[Start]
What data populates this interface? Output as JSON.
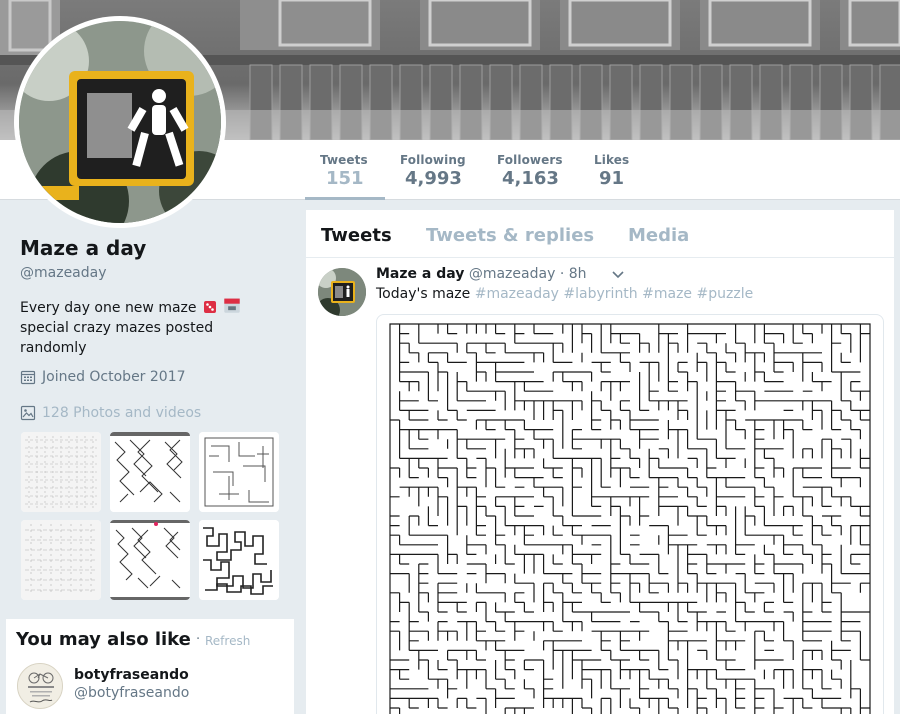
{
  "profile": {
    "name": "Maze a day",
    "handle": "@mazeaday",
    "bio_line1": "Every day one new maze",
    "bio_line2": "special crazy mazes posted randomly",
    "joined": "Joined October 2017",
    "photos_link": "128 Photos and videos"
  },
  "stats": [
    {
      "label": "Tweets",
      "value": "151"
    },
    {
      "label": "Following",
      "value": "4,993"
    },
    {
      "label": "Followers",
      "value": "4,163"
    },
    {
      "label": "Likes",
      "value": "91"
    }
  ],
  "tabs": [
    {
      "label": "Tweets"
    },
    {
      "label": "Tweets & replies"
    },
    {
      "label": "Media"
    }
  ],
  "tweet": {
    "name": "Maze a day",
    "handle": "@mazeaday",
    "time": "· 8h",
    "text": "Today's maze",
    "hashtags": [
      "#mazeaday",
      "#labyrinth",
      "#maze",
      "#puzzle"
    ]
  },
  "who_to_follow": {
    "title": "You may also like",
    "separator": "·",
    "refresh": "Refresh",
    "user": {
      "name": "botyfraseando",
      "handle": "@botyfraseando"
    }
  },
  "icons": {
    "calendar": "calendar-icon",
    "photo": "photo-icon",
    "caret": "chevron-down-icon"
  },
  "colors": {
    "accent_muted": "#a5b8c6",
    "text_secondary": "#657786",
    "background": "#e6ecf0"
  }
}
[End]
- _What is asked_
Will you restate every entry word for word and omit the images?

- _Result_
What data populates this interface? Output as JSON.
{
  "profile": {
    "name": "Maze a day",
    "handle": "@mazeaday",
    "bio_line1": "Every day one new maze",
    "bio_line2": "special crazy mazes posted randomly",
    "joined": "Joined October 2017",
    "photos_link": "128 Photos and videos"
  },
  "stats": [
    {
      "label": "Tweets",
      "value": "151"
    },
    {
      "label": "Following",
      "value": "4,993"
    },
    {
      "label": "Followers",
      "value": "4,163"
    },
    {
      "label": "Likes",
      "value": "91"
    }
  ],
  "tabs": [
    {
      "label": "Tweets"
    },
    {
      "label": "Tweets & replies"
    },
    {
      "label": "Media"
    }
  ],
  "tweet": {
    "name": "Maze a day",
    "handle": "@mazeaday",
    "time": "· 8h",
    "text": "Today's maze",
    "hashtags": [
      "#mazeaday",
      "#labyrinth",
      "#maze",
      "#puzzle"
    ]
  },
  "who_to_follow": {
    "title": "You may also like",
    "separator": "·",
    "refresh": "Refresh",
    "user": {
      "name": "botyfraseando",
      "handle": "@botyfraseando"
    }
  },
  "icons": {
    "calendar": "calendar-icon",
    "photo": "photo-icon",
    "caret": "chevron-down-icon"
  },
  "colors": {
    "accent_muted": "#a5b8c6",
    "text_secondary": "#657786",
    "background": "#e6ecf0"
  }
}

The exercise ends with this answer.